**Given task**
Look below. Copy each line that has "screenshot" in it.

**Records that describe figures**

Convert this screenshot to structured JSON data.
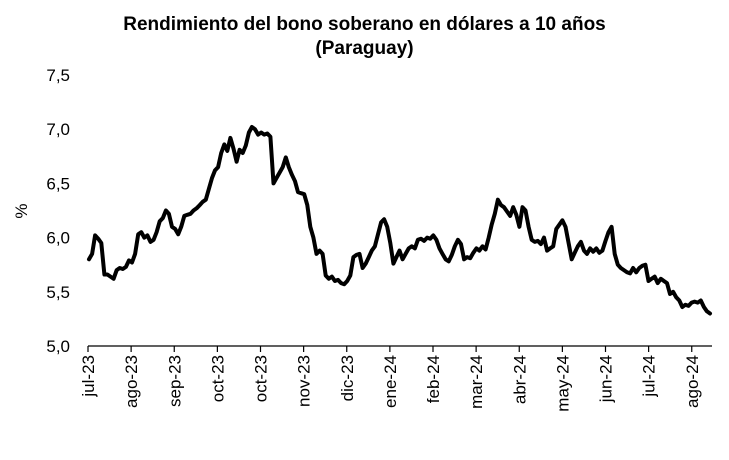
{
  "chart_data": {
    "type": "line",
    "title": "Rendimiento del bono soberano en dólares a 10 años",
    "subtitle": "(Paraguay)",
    "ylabel": "%",
    "xlabel": "",
    "ylim": [
      5.0,
      7.5
    ],
    "yticks": [
      "5,0",
      "5,5",
      "6,0",
      "6,5",
      "7,0",
      "7,5"
    ],
    "xtick_labels": [
      "jul-23",
      "ago-23",
      "sep-23",
      "oct-23",
      "oct-23",
      "nov-23",
      "dic-23",
      "ene-24",
      "feb-24",
      "mar-24",
      "abr-24",
      "may-24",
      "jun-24",
      "jul-24",
      "ago-24"
    ],
    "grid": false,
    "line_color": "#000000",
    "series": [
      {
        "values": [
          5.8,
          5.85,
          6.02,
          5.99,
          5.95,
          5.66,
          5.66,
          5.64,
          5.62,
          5.7,
          5.72,
          5.71,
          5.73,
          5.79,
          5.77,
          5.85,
          6.03,
          6.05,
          6.0,
          6.02,
          5.96,
          5.98,
          6.05,
          6.15,
          6.18,
          6.25,
          6.22,
          6.1,
          6.08,
          6.03,
          6.1,
          6.2,
          6.21,
          6.22,
          6.25,
          6.27,
          6.3,
          6.33,
          6.35,
          6.45,
          6.55,
          6.62,
          6.65,
          6.78,
          6.86,
          6.8,
          6.92,
          6.82,
          6.7,
          6.81,
          6.78,
          6.85,
          6.97,
          7.02,
          7.0,
          6.95,
          6.97,
          6.95,
          6.96,
          6.93,
          6.5,
          6.55,
          6.6,
          6.65,
          6.74,
          6.65,
          6.58,
          6.52,
          6.42,
          6.41,
          6.4,
          6.3,
          6.1,
          6.0,
          5.85,
          5.88,
          5.85,
          5.65,
          5.62,
          5.64,
          5.6,
          5.61,
          5.58,
          5.57,
          5.6,
          5.65,
          5.82,
          5.84,
          5.85,
          5.72,
          5.76,
          5.82,
          5.88,
          5.92,
          6.03,
          6.14,
          6.17,
          6.1,
          5.95,
          5.76,
          5.82,
          5.88,
          5.8,
          5.85,
          5.9,
          5.92,
          5.9,
          5.98,
          5.99,
          5.97,
          6.0,
          5.99,
          6.02,
          5.98,
          5.9,
          5.85,
          5.8,
          5.78,
          5.84,
          5.92,
          5.98,
          5.94,
          5.8,
          5.82,
          5.81,
          5.86,
          5.9,
          5.88,
          5.92,
          5.89,
          6.0,
          6.12,
          6.22,
          6.35,
          6.3,
          6.28,
          6.24,
          6.2,
          6.28,
          6.21,
          6.1,
          6.28,
          6.25,
          6.1,
          5.98,
          5.96,
          5.97,
          5.94,
          6.0,
          5.88,
          5.9,
          5.92,
          6.08,
          6.12,
          6.16,
          6.1,
          5.95,
          5.8,
          5.86,
          5.92,
          5.96,
          5.88,
          5.85,
          5.9,
          5.87,
          5.9,
          5.86,
          5.88,
          5.97,
          6.05,
          6.1,
          5.85,
          5.75,
          5.72,
          5.7,
          5.68,
          5.67,
          5.72,
          5.68,
          5.72,
          5.74,
          5.75,
          5.6,
          5.62,
          5.64,
          5.58,
          5.62,
          5.6,
          5.58,
          5.48,
          5.5,
          5.45,
          5.42,
          5.36,
          5.38,
          5.37,
          5.4,
          5.41,
          5.4,
          5.42,
          5.36,
          5.32,
          5.3
        ]
      }
    ]
  }
}
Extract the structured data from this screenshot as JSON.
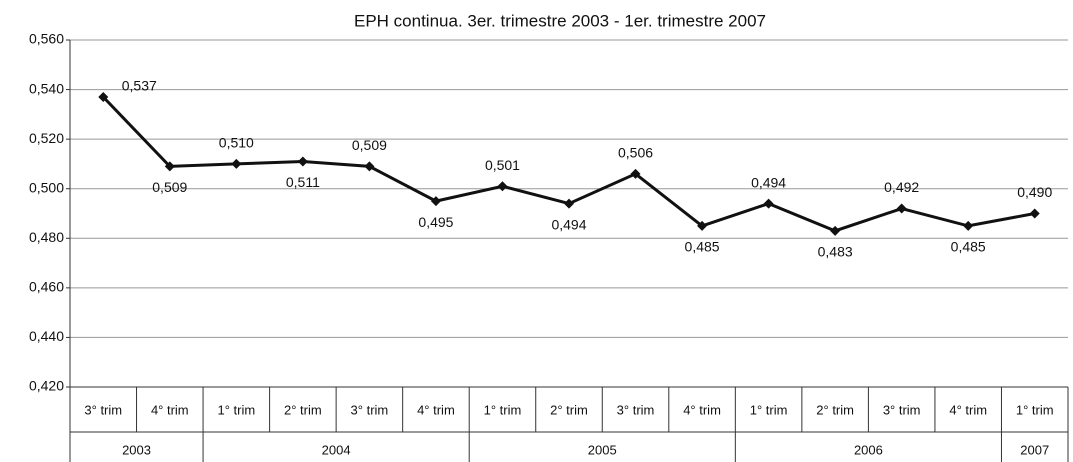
{
  "chart_data": {
    "type": "line",
    "title": "EPH continua. 3er. trimestre 2003 - 1er. trimestre 2007",
    "categories": [
      "3° trim",
      "4° trim",
      "1° trim",
      "2° trim",
      "3° trim",
      "4° trim",
      "1° trim",
      "2° trim",
      "3° trim",
      "4° trim",
      "1° trim",
      "2° trim",
      "3° trim",
      "4° trim",
      "1° trim"
    ],
    "groups": [
      {
        "label": "2003",
        "size": 2
      },
      {
        "label": "2004",
        "size": 4
      },
      {
        "label": "2005",
        "size": 4
      },
      {
        "label": "2006",
        "size": 4
      },
      {
        "label": "2007",
        "size": 1
      }
    ],
    "series": [
      {
        "color": "#111111",
        "values": [
          0.537,
          0.509,
          0.51,
          0.511,
          0.509,
          0.495,
          0.501,
          0.494,
          0.506,
          0.485,
          0.494,
          0.483,
          0.492,
          0.485,
          0.49
        ],
        "value_labels": [
          "0,537",
          "0,509",
          "0,510",
          "0,511",
          "0,509",
          "0,495",
          "0,501",
          "0,494",
          "0,506",
          "0,485",
          "0,494",
          "0,483",
          "0,492",
          "0,485",
          "0,490"
        ]
      }
    ],
    "ylim": [
      0.42,
      0.56
    ],
    "yticks": [
      {
        "value": 0.42,
        "label": "0,420"
      },
      {
        "value": 0.44,
        "label": "0,440"
      },
      {
        "value": 0.46,
        "label": "0,460"
      },
      {
        "value": 0.48,
        "label": "0,480"
      },
      {
        "value": 0.5,
        "label": "0,500"
      },
      {
        "value": 0.52,
        "label": "0,520"
      },
      {
        "value": 0.54,
        "label": "0,540"
      },
      {
        "value": 0.56,
        "label": "0,560"
      }
    ],
    "grid": true
  }
}
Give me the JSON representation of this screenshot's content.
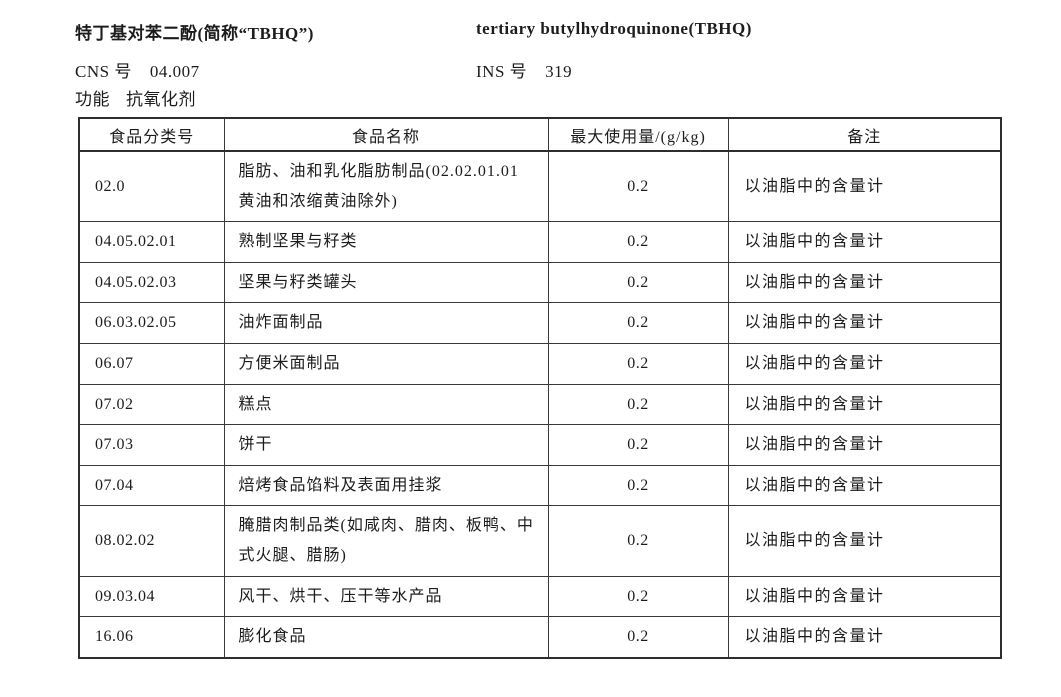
{
  "header": {
    "title_cn": "特丁基对苯二酚(简称“TBHQ”)",
    "title_en": "tertiary butylhydroquinone(TBHQ)",
    "cns_label": "CNS 号",
    "cns_value": "04.007",
    "ins_label": "INS 号",
    "ins_value": "319",
    "function_label": "功能",
    "function_value": "抗氧化剂"
  },
  "table": {
    "columns": [
      "食品分类号",
      "食品名称",
      "最大使用量/(g/kg)",
      "备注"
    ],
    "rows": [
      {
        "category": "02.0",
        "name": "脂肪、油和乳化脂肪制品(02.02.01.01黄油和浓缩黄油除外)",
        "max": "0.2",
        "remark": "以油脂中的含量计"
      },
      {
        "category": "04.05.02.01",
        "name": "熟制坚果与籽类",
        "max": "0.2",
        "remark": "以油脂中的含量计"
      },
      {
        "category": "04.05.02.03",
        "name": "坚果与籽类罐头",
        "max": "0.2",
        "remark": "以油脂中的含量计"
      },
      {
        "category": "06.03.02.05",
        "name": "油炸面制品",
        "max": "0.2",
        "remark": "以油脂中的含量计"
      },
      {
        "category": "06.07",
        "name": "方便米面制品",
        "max": "0.2",
        "remark": "以油脂中的含量计"
      },
      {
        "category": "07.02",
        "name": "糕点",
        "max": "0.2",
        "remark": "以油脂中的含量计"
      },
      {
        "category": "07.03",
        "name": "饼干",
        "max": "0.2",
        "remark": "以油脂中的含量计"
      },
      {
        "category": "07.04",
        "name": "焙烤食品馅料及表面用挂浆",
        "max": "0.2",
        "remark": "以油脂中的含量计"
      },
      {
        "category": "08.02.02",
        "name": "腌腊肉制品类(如咸肉、腊肉、板鸭、中式火腿、腊肠)",
        "max": "0.2",
        "remark": "以油脂中的含量计"
      },
      {
        "category": "09.03.04",
        "name": "风干、烘干、压干等水产品",
        "max": "0.2",
        "remark": "以油脂中的含量计"
      },
      {
        "category": "16.06",
        "name": "膨化食品",
        "max": "0.2",
        "remark": "以油脂中的含量计"
      }
    ]
  }
}
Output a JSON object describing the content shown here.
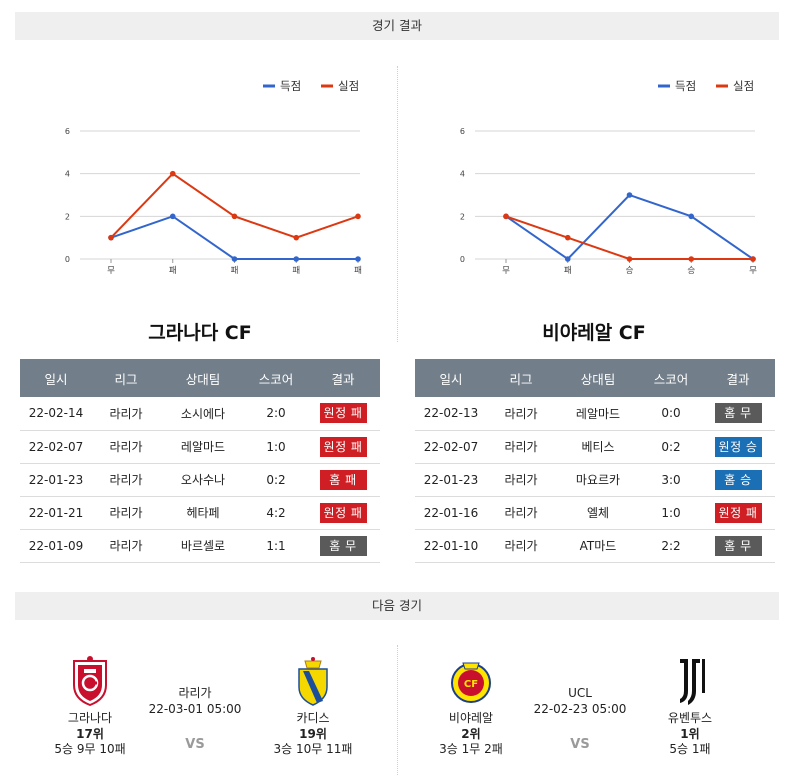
{
  "sections": {
    "results_title": "경기 결과",
    "next_title": "다음 경기"
  },
  "legend": {
    "scored": "득점",
    "conceded": "실점",
    "scored_color": "#3366cc",
    "conceded_color": "#dc3912"
  },
  "chart_data": [
    {
      "type": "line",
      "categories": [
        "무",
        "패",
        "패",
        "패",
        "패"
      ],
      "series": [
        {
          "name": "득점",
          "values": [
            1,
            2,
            0,
            0,
            0
          ]
        },
        {
          "name": "실점",
          "values": [
            1,
            4,
            2,
            1,
            2
          ]
        }
      ],
      "yticks": [
        0,
        2,
        4,
        6
      ],
      "ylim": [
        0,
        6
      ],
      "legend_position": "top-right",
      "grid": true
    },
    {
      "type": "line",
      "categories": [
        "무",
        "패",
        "승",
        "승",
        "무"
      ],
      "series": [
        {
          "name": "득점",
          "values": [
            2,
            0,
            3,
            2,
            0
          ]
        },
        {
          "name": "실점",
          "values": [
            2,
            1,
            0,
            0,
            0
          ]
        }
      ],
      "yticks": [
        0,
        2,
        4,
        6
      ],
      "ylim": [
        0,
        6
      ],
      "legend_position": "top-right",
      "grid": true
    }
  ],
  "teams": {
    "left": "그라나다 CF",
    "right": "비야레알 CF"
  },
  "table_headers": [
    "일시",
    "리그",
    "상대팀",
    "스코어",
    "결과"
  ],
  "tables": {
    "left": [
      {
        "date": "22-02-14",
        "league": "라리가",
        "opponent": "소시에다",
        "score": "2:0",
        "result": "원정 패",
        "color": "red"
      },
      {
        "date": "22-02-07",
        "league": "라리가",
        "opponent": "레알마드",
        "score": "1:0",
        "result": "원정 패",
        "color": "red"
      },
      {
        "date": "22-01-23",
        "league": "라리가",
        "opponent": "오사수나",
        "score": "0:2",
        "result": "홈 패",
        "color": "red"
      },
      {
        "date": "22-01-21",
        "league": "라리가",
        "opponent": "헤타페",
        "score": "4:2",
        "result": "원정 패",
        "color": "red"
      },
      {
        "date": "22-01-09",
        "league": "라리가",
        "opponent": "바르셀로",
        "score": "1:1",
        "result": "홈 무",
        "color": "gray"
      }
    ],
    "right": [
      {
        "date": "22-02-13",
        "league": "라리가",
        "opponent": "레알마드",
        "score": "0:0",
        "result": "홈 무",
        "color": "gray"
      },
      {
        "date": "22-02-07",
        "league": "라리가",
        "opponent": "베티스",
        "score": "0:2",
        "result": "원정 승",
        "color": "blue"
      },
      {
        "date": "22-01-23",
        "league": "라리가",
        "opponent": "마요르카",
        "score": "3:0",
        "result": "홈 승",
        "color": "blue"
      },
      {
        "date": "22-01-16",
        "league": "라리가",
        "opponent": "엘체",
        "score": "1:0",
        "result": "원정 패",
        "color": "red"
      },
      {
        "date": "22-01-10",
        "league": "라리가",
        "opponent": "AT마드",
        "score": "2:2",
        "result": "홈 무",
        "color": "gray"
      }
    ]
  },
  "next_matches": {
    "left": {
      "home": {
        "name": "그라나다",
        "rank": "17위",
        "record": "5승 9무 10패",
        "logo": "granada-crest"
      },
      "league": "라리가",
      "datetime": "22-03-01 05:00",
      "vs": "VS",
      "away": {
        "name": "카디스",
        "rank": "19위",
        "record": "3승 10무 11패",
        "logo": "cadiz-crest"
      }
    },
    "right": {
      "home": {
        "name": "비야레알",
        "rank": "2위",
        "record": "3승 1무 2패",
        "logo": "villarreal-crest"
      },
      "league": "UCL",
      "datetime": "22-02-23 05:00",
      "vs": "VS",
      "away": {
        "name": "유벤투스",
        "rank": "1위",
        "record": "5승 1패",
        "logo": "juventus-logo"
      }
    }
  }
}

**Solution**
Convert this screenshot to structured JSON data.
Extract the structured data from this screenshot as JSON.
Give me the JSON representation of this screenshot's content.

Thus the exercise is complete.